◆ **What you should do**
Search the material for the string "text", then return every line where it is found.

◆ **Dataset records**
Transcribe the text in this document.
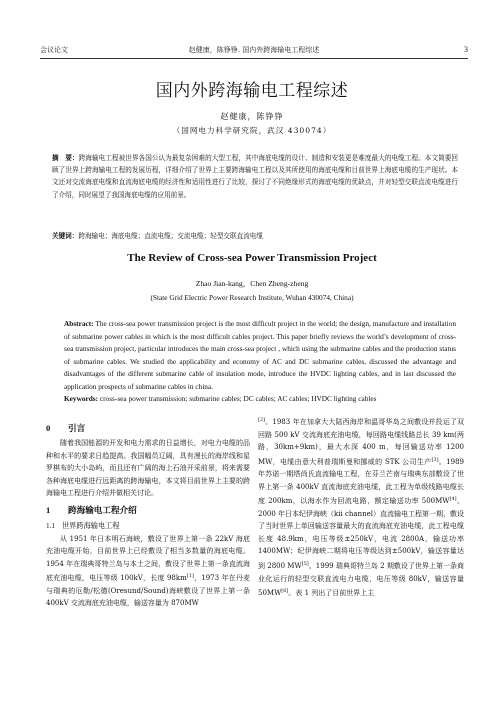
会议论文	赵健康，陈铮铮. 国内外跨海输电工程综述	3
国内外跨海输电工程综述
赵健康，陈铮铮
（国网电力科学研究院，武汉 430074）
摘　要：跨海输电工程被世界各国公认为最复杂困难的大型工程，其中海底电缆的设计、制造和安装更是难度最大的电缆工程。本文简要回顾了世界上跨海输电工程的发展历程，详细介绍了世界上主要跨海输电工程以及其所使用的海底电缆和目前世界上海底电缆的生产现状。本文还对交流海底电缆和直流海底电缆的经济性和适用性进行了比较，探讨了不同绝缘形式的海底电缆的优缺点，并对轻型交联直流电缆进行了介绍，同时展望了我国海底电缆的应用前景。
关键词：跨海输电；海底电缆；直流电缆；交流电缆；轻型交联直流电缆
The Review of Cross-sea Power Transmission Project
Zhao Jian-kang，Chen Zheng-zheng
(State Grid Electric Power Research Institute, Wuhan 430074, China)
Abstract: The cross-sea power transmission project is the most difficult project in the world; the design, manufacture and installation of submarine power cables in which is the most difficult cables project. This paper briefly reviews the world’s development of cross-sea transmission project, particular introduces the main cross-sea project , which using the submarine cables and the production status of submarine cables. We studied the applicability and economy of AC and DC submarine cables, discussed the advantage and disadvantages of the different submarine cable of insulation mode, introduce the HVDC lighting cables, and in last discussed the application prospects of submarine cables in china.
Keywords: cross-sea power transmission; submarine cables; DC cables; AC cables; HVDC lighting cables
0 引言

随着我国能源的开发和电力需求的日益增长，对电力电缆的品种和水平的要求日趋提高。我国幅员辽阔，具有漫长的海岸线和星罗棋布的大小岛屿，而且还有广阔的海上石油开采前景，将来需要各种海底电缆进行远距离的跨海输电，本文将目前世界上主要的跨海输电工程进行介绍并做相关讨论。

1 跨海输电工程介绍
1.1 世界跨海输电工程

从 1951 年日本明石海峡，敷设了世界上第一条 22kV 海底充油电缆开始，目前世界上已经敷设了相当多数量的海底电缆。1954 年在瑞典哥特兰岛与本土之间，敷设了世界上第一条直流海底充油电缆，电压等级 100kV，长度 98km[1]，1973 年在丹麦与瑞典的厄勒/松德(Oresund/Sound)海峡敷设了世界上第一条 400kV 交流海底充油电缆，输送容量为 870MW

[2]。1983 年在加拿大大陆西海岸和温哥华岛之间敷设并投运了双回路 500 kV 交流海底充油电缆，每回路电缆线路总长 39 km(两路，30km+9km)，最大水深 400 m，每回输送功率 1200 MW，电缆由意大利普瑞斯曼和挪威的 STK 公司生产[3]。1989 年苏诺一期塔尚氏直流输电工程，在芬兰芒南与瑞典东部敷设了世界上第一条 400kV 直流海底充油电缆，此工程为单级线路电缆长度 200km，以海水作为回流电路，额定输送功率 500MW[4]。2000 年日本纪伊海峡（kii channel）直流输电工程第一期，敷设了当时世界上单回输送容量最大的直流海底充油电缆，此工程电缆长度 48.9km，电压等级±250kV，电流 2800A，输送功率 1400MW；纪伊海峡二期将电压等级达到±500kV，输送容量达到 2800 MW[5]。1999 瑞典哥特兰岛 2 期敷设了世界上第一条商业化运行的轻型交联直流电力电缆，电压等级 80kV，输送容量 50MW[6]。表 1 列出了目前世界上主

...

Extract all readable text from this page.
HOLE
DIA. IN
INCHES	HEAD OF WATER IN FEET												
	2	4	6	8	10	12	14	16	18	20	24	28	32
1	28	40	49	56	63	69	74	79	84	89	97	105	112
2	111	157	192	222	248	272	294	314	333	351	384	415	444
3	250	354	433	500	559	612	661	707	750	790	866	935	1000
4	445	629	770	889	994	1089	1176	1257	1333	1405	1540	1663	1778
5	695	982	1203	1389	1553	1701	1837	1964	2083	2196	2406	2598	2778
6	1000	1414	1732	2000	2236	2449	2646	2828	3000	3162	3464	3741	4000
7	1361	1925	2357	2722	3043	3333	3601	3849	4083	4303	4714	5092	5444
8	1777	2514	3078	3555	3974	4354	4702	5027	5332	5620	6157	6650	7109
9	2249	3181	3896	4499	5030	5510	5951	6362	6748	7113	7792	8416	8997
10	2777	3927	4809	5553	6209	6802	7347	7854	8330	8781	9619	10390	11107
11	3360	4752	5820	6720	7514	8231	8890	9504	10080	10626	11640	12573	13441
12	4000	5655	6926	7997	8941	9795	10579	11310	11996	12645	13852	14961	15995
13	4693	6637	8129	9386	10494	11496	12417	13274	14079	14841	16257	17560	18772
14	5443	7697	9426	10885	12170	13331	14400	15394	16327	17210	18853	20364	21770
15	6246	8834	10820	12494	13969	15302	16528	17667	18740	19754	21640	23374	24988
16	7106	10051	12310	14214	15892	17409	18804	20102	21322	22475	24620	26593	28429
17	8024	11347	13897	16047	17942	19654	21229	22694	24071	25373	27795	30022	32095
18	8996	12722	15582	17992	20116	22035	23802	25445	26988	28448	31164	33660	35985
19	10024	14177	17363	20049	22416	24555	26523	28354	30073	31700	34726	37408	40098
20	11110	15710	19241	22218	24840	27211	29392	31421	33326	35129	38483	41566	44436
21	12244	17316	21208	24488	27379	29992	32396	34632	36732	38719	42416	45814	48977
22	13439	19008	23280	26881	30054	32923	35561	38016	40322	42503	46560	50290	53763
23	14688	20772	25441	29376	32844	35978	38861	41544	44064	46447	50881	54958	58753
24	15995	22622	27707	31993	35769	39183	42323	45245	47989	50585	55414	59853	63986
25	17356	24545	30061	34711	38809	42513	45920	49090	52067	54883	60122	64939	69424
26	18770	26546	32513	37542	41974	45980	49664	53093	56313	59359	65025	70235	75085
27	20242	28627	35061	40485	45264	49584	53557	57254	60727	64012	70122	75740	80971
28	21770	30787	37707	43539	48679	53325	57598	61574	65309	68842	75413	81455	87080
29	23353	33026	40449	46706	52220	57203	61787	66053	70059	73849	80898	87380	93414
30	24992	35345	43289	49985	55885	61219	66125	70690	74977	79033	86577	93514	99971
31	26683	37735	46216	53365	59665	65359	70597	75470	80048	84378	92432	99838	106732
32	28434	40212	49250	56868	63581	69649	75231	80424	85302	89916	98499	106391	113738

◆ **Task result**
Transcribe the text in this document.
Extract all readable text from this page.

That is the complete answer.